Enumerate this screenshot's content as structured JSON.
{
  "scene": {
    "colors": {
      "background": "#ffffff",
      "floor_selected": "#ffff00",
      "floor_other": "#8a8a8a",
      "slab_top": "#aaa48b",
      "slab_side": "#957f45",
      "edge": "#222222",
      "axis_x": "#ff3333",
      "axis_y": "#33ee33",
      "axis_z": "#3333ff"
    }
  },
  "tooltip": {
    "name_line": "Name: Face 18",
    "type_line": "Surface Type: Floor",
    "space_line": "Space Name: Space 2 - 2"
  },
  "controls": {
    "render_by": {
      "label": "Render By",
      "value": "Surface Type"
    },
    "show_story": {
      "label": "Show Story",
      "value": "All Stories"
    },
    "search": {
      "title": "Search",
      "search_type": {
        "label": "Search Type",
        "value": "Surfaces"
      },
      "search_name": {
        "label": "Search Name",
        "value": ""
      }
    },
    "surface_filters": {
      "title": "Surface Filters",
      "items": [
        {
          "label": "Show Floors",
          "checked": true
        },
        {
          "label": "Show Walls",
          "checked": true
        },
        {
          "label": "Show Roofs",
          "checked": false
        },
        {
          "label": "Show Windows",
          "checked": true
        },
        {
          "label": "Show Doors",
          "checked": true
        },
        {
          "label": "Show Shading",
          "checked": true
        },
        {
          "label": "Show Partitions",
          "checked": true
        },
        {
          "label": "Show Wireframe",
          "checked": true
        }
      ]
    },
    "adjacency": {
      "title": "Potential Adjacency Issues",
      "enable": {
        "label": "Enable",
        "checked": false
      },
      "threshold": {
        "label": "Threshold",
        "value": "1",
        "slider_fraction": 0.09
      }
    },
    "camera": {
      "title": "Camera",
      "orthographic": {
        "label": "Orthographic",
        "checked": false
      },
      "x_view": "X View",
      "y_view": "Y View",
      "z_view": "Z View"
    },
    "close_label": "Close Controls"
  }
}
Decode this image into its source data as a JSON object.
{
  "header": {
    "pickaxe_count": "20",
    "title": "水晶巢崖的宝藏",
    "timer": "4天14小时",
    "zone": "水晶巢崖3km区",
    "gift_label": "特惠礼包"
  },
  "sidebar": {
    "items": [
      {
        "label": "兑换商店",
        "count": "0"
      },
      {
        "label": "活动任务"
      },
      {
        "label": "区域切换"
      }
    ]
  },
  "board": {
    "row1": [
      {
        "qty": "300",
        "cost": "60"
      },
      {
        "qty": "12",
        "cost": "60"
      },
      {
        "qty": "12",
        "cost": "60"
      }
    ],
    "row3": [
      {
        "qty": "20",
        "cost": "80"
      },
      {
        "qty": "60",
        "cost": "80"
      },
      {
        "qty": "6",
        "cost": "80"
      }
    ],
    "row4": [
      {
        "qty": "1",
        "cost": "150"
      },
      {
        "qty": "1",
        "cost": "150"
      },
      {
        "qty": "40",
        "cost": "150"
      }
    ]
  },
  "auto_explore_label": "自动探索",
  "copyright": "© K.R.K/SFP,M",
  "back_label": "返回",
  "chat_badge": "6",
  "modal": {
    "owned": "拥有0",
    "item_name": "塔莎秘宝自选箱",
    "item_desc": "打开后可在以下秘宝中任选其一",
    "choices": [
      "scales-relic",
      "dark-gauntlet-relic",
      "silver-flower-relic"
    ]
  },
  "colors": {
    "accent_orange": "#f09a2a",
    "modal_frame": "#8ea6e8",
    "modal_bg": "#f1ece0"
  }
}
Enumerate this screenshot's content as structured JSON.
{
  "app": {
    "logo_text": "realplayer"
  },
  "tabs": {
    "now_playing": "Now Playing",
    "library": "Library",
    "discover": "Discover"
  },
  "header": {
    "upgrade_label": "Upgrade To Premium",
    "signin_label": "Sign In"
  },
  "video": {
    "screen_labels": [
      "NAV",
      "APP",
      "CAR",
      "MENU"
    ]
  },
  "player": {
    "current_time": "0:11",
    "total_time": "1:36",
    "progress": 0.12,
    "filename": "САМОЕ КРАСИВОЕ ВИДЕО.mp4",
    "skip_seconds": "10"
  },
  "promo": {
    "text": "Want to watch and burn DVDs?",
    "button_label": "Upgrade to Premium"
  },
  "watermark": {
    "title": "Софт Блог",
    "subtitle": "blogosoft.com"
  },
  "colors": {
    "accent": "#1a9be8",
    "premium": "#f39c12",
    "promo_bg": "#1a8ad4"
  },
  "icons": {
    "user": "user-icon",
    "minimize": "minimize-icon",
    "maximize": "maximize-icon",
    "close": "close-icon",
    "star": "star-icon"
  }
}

::::::::::

## DESCRIPTION OF THE TASK
Search the records for the string "View" and return every line in which it occurs.

## RESULT OF THE EXERCISE
      "x_view": "X View",
      "y_view": "Y View",
      "z_view": "Z View"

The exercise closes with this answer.